(Stored records)
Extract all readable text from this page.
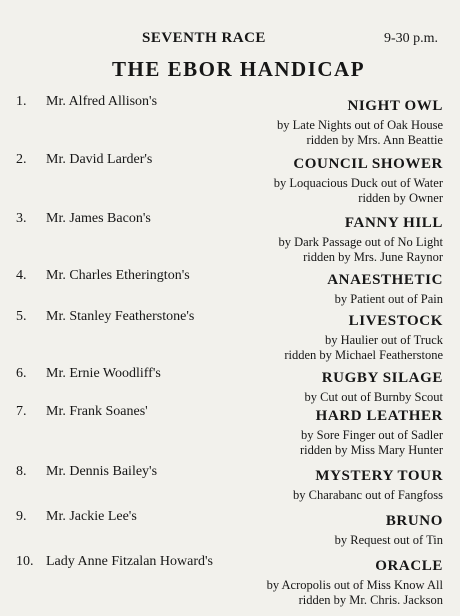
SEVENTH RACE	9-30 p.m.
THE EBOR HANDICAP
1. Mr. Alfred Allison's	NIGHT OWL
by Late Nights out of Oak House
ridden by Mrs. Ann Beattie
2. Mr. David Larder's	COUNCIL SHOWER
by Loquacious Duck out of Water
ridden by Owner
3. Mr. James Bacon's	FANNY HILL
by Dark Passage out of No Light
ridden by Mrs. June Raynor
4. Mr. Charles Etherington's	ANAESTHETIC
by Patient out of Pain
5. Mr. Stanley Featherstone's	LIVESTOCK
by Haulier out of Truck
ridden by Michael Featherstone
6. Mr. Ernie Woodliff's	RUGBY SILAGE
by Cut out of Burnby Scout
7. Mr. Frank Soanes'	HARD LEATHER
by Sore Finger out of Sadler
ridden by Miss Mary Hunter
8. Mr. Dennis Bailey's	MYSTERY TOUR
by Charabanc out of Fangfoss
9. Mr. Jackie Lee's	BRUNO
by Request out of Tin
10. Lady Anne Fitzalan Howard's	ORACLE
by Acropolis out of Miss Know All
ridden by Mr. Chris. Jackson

## BRIEF
Give the count of lines in the listing above that include "Featherstone", with no other words.

## RESULT OF THIS EXERCISE
2